[Records about charts and figures]
[START]
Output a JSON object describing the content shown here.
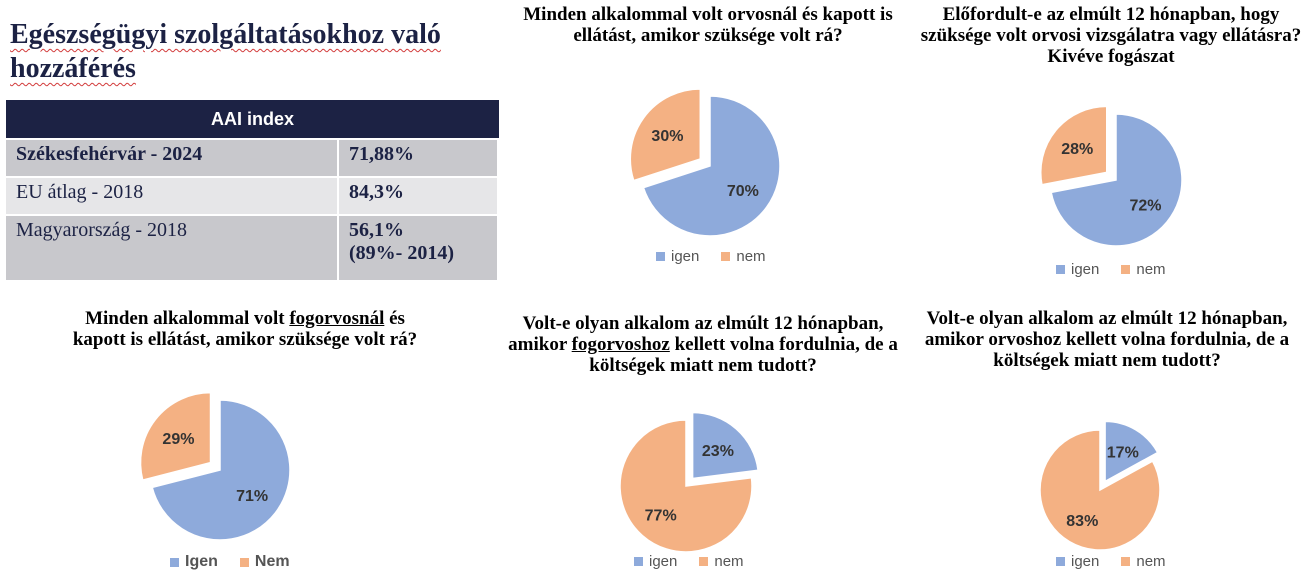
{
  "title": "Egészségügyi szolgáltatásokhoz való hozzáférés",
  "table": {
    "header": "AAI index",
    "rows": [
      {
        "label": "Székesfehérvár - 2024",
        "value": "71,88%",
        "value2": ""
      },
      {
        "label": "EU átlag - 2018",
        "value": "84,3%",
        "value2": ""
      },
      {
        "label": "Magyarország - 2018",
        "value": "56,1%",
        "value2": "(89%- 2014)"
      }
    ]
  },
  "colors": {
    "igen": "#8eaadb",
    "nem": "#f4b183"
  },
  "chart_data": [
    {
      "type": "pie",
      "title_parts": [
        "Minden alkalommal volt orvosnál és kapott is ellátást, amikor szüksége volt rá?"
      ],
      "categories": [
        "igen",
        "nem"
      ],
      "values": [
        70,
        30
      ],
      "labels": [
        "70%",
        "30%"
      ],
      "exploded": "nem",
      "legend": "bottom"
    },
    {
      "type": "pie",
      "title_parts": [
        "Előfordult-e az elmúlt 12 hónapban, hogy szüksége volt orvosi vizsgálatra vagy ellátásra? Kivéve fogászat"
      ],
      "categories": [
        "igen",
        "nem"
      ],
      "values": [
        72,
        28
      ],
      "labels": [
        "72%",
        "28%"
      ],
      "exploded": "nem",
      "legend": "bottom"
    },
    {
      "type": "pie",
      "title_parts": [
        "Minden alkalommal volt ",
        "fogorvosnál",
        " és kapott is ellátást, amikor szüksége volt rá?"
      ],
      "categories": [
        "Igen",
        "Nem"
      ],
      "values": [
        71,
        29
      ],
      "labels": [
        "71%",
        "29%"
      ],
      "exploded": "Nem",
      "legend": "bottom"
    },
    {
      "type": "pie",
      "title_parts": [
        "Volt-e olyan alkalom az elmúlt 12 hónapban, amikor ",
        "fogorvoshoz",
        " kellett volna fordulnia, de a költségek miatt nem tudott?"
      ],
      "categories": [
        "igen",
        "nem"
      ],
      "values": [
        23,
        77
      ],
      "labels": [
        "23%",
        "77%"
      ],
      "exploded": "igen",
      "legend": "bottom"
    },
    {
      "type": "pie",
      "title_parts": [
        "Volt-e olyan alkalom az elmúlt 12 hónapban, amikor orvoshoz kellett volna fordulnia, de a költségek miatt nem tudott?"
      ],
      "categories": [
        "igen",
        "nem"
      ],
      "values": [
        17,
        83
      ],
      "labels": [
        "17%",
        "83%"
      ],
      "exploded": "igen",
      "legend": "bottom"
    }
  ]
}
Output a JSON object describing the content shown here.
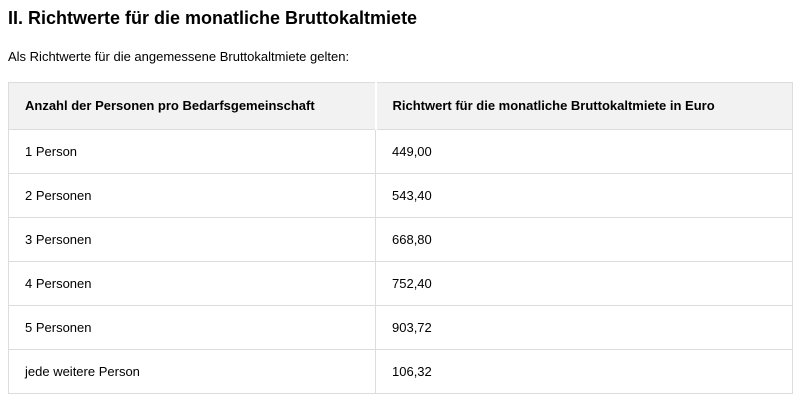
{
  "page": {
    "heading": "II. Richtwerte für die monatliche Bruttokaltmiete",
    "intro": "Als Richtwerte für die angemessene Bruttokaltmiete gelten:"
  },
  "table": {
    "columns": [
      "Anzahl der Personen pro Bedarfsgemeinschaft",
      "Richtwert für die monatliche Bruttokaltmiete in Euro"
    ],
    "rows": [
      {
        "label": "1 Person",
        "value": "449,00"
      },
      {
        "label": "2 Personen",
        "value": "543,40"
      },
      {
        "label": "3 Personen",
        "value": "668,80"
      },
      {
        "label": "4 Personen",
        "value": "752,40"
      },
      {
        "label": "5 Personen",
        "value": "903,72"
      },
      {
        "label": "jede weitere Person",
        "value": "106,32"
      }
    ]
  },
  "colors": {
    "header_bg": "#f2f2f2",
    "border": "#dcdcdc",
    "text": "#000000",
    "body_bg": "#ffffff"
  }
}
[END]
* _The problem_: Output a faithful copy of the data, with each picture left out.

* _Solution to this task_:
Output a JSON object describing the content shown here.
{
  "title": "Egészségügyi szolgáltatásokhoz való hozzáférés",
  "table": {
    "header": "AAI index",
    "rows": [
      {
        "label": "Székesfehérvár - 2024",
        "value": "71,88%",
        "value2": ""
      },
      {
        "label": "EU átlag - 2018",
        "value": "84,3%",
        "value2": ""
      },
      {
        "label": "Magyarország - 2018",
        "value": "56,1%",
        "value2": "(89%- 2014)"
      }
    ]
  },
  "colors": {
    "igen": "#8eaadb",
    "nem": "#f4b183"
  },
  "chart_data": [
    {
      "type": "pie",
      "title_parts": [
        "Minden alkalommal volt orvosnál és kapott is ellátást, amikor szüksége volt rá?"
      ],
      "categories": [
        "igen",
        "nem"
      ],
      "values": [
        70,
        30
      ],
      "labels": [
        "70%",
        "30%"
      ],
      "exploded": "nem",
      "legend": "bottom"
    },
    {
      "type": "pie",
      "title_parts": [
        "Előfordult-e az elmúlt 12 hónapban, hogy szüksége volt orvosi vizsgálatra vagy ellátásra? Kivéve fogászat"
      ],
      "categories": [
        "igen",
        "nem"
      ],
      "values": [
        72,
        28
      ],
      "labels": [
        "72%",
        "28%"
      ],
      "exploded": "nem",
      "legend": "bottom"
    },
    {
      "type": "pie",
      "title_parts": [
        "Minden alkalommal volt ",
        "fogorvosnál",
        " és kapott is ellátást, amikor szüksége volt rá?"
      ],
      "categories": [
        "Igen",
        "Nem"
      ],
      "values": [
        71,
        29
      ],
      "labels": [
        "71%",
        "29%"
      ],
      "exploded": "Nem",
      "legend": "bottom"
    },
    {
      "type": "pie",
      "title_parts": [
        "Volt-e olyan alkalom az elmúlt 12 hónapban, amikor ",
        "fogorvoshoz",
        " kellett volna fordulnia, de a költségek miatt nem tudott?"
      ],
      "categories": [
        "igen",
        "nem"
      ],
      "values": [
        23,
        77
      ],
      "labels": [
        "23%",
        "77%"
      ],
      "exploded": "igen",
      "legend": "bottom"
    },
    {
      "type": "pie",
      "title_parts": [
        "Volt-e olyan alkalom az elmúlt 12 hónapban, amikor orvoshoz kellett volna fordulnia, de a költségek miatt nem tudott?"
      ],
      "categories": [
        "igen",
        "nem"
      ],
      "values": [
        17,
        83
      ],
      "labels": [
        "17%",
        "83%"
      ],
      "exploded": "igen",
      "legend": "bottom"
    }
  ]
}
Output a JSON object describing the content shown here.
{
  "page": {
    "heading": "II. Richtwerte für die monatliche Bruttokaltmiete",
    "intro": "Als Richtwerte für die angemessene Bruttokaltmiete gelten:"
  },
  "table": {
    "columns": [
      "Anzahl der Personen pro Bedarfsgemeinschaft",
      "Richtwert für die monatliche Bruttokaltmiete in Euro"
    ],
    "rows": [
      {
        "label": "1 Person",
        "value": "449,00"
      },
      {
        "label": "2 Personen",
        "value": "543,40"
      },
      {
        "label": "3 Personen",
        "value": "668,80"
      },
      {
        "label": "4 Personen",
        "value": "752,40"
      },
      {
        "label": "5 Personen",
        "value": "903,72"
      },
      {
        "label": "jede weitere Person",
        "value": "106,32"
      }
    ]
  },
  "colors": {
    "header_bg": "#f2f2f2",
    "border": "#dcdcdc",
    "text": "#000000",
    "body_bg": "#ffffff"
  }
}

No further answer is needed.